[Task brief]:
Print all of the data exactly.

Stored entries
▼

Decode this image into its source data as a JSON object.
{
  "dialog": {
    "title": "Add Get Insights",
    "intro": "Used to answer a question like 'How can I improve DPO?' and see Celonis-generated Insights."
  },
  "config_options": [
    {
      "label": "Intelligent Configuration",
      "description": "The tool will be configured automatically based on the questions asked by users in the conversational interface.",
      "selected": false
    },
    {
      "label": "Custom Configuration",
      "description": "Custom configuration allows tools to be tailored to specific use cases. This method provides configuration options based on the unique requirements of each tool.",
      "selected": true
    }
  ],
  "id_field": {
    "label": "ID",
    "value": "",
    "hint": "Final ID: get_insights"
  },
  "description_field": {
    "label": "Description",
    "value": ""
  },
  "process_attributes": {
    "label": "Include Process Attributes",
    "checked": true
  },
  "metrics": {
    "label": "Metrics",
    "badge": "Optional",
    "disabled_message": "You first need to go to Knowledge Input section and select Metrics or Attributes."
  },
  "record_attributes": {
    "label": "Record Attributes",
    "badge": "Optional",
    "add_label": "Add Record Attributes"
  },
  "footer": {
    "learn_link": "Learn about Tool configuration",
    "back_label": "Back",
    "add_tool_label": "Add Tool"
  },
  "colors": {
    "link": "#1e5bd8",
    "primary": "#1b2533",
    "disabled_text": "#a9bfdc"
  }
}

▲

[Full solution]:
Decode this image into its source data as a JSON object.
{
  "dialog": {
    "title": "Add Get Insights",
    "intro": "Used to answer a question like 'How can I improve DPO?' and see Celonis-generated Insights."
  },
  "config_options": [
    {
      "label": "Intelligent Configuration",
      "description": "The tool will be configured automatically based on the questions asked by users in the conversational interface.",
      "selected": false
    },
    {
      "label": "Custom Configuration",
      "description": "Custom configuration allows tools to be tailored to specific use cases. This method provides configuration options based on the unique requirements of each tool.",
      "selected": true
    }
  ],
  "id_field": {
    "label": "ID",
    "value": "",
    "hint": "Final ID: get_insights"
  },
  "description_field": {
    "label": "Description",
    "value": ""
  },
  "process_attributes": {
    "label": "Include Process Attributes",
    "checked": true
  },
  "metrics": {
    "label": "Metrics",
    "badge": "Optional",
    "disabled_message": "You first need to go to Knowledge Input section and select Metrics or Attributes."
  },
  "record_attributes": {
    "label": "Record Attributes",
    "badge": "Optional",
    "add_label": "Add Record Attributes"
  },
  "footer": {
    "learn_link": "Learn about Tool configuration",
    "back_label": "Back",
    "add_tool_label": "Add Tool"
  },
  "colors": {
    "link": "#1e5bd8",
    "primary": "#1b2533",
    "disabled_text": "#a9bfdc"
  }
}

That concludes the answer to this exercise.